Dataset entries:
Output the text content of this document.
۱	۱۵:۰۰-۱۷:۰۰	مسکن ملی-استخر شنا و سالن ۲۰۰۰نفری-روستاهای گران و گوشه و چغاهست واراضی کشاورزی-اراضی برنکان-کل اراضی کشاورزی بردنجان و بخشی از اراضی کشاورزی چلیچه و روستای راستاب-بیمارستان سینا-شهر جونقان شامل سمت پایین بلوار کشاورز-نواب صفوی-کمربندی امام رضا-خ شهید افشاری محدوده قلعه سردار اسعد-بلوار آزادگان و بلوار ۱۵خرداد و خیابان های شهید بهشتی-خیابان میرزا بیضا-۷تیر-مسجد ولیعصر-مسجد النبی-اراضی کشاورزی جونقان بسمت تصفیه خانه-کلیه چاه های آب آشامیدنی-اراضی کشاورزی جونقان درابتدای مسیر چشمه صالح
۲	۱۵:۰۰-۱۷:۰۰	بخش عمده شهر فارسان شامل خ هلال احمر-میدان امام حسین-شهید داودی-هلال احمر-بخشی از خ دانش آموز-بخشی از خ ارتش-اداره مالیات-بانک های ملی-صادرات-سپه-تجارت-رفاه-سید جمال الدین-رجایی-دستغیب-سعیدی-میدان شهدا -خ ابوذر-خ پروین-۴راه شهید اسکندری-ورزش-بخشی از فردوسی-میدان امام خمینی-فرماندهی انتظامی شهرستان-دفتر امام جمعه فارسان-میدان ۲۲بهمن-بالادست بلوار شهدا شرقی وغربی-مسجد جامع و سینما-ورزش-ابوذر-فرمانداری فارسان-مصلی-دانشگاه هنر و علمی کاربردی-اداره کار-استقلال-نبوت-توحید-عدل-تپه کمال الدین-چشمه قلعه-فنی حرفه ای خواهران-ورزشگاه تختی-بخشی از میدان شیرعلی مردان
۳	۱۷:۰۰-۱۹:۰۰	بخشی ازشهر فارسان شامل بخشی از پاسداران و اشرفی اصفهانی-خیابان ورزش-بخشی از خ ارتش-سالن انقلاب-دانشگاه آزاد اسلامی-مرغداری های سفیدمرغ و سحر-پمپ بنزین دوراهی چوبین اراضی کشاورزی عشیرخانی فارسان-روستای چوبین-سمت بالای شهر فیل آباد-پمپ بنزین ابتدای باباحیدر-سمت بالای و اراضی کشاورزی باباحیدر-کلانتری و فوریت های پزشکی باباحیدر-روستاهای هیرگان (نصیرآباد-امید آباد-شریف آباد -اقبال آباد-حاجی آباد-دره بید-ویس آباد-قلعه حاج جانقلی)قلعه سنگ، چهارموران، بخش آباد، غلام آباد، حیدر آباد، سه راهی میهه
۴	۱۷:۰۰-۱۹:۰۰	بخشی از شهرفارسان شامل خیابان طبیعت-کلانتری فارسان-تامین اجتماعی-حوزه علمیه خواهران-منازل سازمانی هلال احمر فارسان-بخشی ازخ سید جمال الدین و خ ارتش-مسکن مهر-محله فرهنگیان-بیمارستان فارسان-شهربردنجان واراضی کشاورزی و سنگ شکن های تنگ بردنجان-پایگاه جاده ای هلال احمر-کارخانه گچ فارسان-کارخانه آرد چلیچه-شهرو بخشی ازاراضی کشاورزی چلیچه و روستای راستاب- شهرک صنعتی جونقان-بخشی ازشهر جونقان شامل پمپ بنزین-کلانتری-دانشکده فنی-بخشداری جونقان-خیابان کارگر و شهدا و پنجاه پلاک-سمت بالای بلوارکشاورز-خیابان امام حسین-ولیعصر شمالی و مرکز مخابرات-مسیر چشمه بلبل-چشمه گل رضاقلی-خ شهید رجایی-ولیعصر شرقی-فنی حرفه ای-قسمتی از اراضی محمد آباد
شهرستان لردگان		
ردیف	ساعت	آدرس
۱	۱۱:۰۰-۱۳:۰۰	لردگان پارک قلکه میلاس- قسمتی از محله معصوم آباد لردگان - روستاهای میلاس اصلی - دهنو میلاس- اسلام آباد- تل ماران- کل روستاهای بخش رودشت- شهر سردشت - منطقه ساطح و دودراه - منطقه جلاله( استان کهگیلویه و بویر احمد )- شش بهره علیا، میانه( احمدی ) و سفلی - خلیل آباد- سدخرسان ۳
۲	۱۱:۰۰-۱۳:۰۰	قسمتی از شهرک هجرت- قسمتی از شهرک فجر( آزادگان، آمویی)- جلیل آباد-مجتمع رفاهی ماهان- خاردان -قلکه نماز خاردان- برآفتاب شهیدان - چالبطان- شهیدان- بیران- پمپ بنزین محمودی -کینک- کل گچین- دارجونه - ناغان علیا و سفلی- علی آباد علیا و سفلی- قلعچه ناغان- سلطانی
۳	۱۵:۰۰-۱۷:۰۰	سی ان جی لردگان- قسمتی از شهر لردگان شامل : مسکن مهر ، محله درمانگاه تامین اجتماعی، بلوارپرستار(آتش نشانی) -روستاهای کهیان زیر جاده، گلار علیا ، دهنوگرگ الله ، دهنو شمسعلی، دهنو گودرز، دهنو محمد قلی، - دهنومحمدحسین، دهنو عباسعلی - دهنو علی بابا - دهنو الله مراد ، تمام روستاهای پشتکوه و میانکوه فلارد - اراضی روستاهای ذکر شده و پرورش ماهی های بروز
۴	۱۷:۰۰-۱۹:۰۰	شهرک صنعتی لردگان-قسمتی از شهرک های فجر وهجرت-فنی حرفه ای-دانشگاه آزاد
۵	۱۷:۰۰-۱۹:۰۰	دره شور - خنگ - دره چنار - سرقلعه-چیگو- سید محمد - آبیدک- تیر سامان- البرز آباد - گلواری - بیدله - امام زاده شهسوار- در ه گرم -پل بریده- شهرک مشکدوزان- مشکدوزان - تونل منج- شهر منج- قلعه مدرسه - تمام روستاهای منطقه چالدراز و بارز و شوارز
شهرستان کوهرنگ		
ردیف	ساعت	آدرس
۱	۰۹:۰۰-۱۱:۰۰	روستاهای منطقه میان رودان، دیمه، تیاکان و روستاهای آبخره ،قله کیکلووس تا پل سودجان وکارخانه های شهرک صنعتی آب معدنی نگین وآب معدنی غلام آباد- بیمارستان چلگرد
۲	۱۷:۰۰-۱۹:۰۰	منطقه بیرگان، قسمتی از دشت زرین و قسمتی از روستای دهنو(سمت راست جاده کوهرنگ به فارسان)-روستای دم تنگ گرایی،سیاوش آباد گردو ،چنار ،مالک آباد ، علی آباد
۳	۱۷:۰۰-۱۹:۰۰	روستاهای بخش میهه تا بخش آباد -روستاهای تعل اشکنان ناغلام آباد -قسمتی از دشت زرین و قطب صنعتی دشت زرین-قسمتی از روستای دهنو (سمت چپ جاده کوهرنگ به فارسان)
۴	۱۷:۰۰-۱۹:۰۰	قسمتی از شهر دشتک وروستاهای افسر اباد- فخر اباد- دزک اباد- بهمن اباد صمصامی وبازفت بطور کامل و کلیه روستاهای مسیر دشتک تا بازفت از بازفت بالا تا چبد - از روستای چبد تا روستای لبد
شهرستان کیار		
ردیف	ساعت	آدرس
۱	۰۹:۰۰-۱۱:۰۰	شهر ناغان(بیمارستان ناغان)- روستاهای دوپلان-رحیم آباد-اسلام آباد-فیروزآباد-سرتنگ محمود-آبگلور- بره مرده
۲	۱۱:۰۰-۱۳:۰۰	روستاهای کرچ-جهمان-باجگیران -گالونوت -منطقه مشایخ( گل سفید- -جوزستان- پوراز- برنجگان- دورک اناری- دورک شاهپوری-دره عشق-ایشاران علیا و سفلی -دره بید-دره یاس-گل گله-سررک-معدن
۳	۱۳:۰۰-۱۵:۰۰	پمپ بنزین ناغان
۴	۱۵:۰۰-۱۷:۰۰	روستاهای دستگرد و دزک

• [WORK REQUIRED]
Gather up, from the records above, each line where the word "شهرک" appears.

• [THE OUTPUT]
۴	۱۷:۰۰-۱۹:۰۰	بخشی از شهرفارسان شامل خیابان طبیعت-کلانتری فارسان-تامین اجتماعی-حوزه علمیه خواهران-منازل سازمانی هلال احمر فارسان-بخشی ازخ سید جمال الدین و خ ارتش-مسکن مهر-محله فرهنگیان-بیمارستان فارسان-شهربردنجان واراضی کشاورزی و سنگ شکن های تنگ بردنجان-پایگاه جاده ای هلال احمر-کارخانه گچ فارسان-کارخانه آرد چلیچه-شهرو بخشی ازاراضی کشاورزی چلیچه و روستای راستاب- شهرک صنعتی جونقان-بخشی ازشهر جونقان شامل پمپ بنزین-کلانتری-دانشکده فنی-بخشداری جونقان-خیابان کارگر و شهدا و پنجاه پلاک-سمت بالای بلوارکشاورز-خیابان امام حسین-ولیعصر شمالی و مرکز مخابرات-مسیر چشمه بلبل-چشمه گل رضاقلی-خ شهید رجایی-ولیعصر شرقی-فنی حرفه ای-قسمتی از اراضی محمد آباد
۲	۱۱:۰۰-۱۳:۰۰	قسمتی از شهرک هجرت- قسمتی از شهرک فجر( آزادگان، آمویی)- جلیل آباد-مجتمع رفاهی ماهان- خاردان -قلکه نماز خاردان- برآفتاب شهیدان - چالبطان- شهیدان- بیران- پمپ بنزین محمودی -کینک- کل گچین- دارجونه - ناغان علیا و سفلی- علی آباد علیا و سفلی- قلعچه ناغان- سلطانی
۴	۱۷:۰۰-۱۹:۰۰	شهرک صنعتی لردگان-قسمتی از شهرک های فجر وهجرت-فنی حرفه ای-دانشگاه آزاد
۵	۱۷:۰۰-۱۹:۰۰	دره شور - خنگ - دره چنار - سرقلعه-چیگو- سید محمد - آبیدک- تیر سامان- البرز آباد - گلواری - بیدله - امام زاده شهسوار- در ه گرم -پل بریده- شهرک مشکدوزان- مشکدوزان - تونل منج- شهر منج- قلعه مدرسه - تمام روستاهای منطقه چالدراز و بارز و شوارز
۱	۰۹:۰۰-۱۱:۰۰	روستاهای منطقه میان رودان، دیمه، تیاکان و روستاهای آبخره ،قله کیکلووس تا پل سودجان وکارخانه های شهرک صنعتی آب معدنی نگین وآب معدنی غلام آباد- بیمارستان چلگرد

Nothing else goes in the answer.